Instructions to follow —
Look through the listing and locate every line containing the word "name"; copy those lines.

----- Listed entries

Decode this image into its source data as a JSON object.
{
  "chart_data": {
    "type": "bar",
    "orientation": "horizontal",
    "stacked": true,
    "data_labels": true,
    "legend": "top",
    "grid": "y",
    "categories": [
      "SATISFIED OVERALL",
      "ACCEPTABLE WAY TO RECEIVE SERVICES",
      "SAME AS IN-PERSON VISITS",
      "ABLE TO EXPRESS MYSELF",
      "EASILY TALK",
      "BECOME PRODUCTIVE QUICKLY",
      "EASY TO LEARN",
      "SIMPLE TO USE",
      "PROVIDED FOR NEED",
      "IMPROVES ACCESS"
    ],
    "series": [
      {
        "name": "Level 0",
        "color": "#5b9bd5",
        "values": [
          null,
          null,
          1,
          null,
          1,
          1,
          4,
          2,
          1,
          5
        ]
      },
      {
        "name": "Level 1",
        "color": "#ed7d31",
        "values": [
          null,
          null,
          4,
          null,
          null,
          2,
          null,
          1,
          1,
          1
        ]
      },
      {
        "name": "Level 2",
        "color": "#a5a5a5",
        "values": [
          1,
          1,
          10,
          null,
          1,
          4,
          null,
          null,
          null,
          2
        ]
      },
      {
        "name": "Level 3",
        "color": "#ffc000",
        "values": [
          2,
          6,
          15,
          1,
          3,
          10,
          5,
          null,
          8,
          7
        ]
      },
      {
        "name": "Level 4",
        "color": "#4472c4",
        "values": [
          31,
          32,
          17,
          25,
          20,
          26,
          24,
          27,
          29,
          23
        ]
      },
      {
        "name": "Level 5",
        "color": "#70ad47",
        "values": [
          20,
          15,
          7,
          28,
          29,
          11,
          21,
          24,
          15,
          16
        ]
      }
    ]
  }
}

----------

Result for this task —
        "name": "Level 0",
        "name": "Level 1",
        "name": "Level 2",
        "name": "Level 3",
        "name": "Level 4",
        "name": "Level 5",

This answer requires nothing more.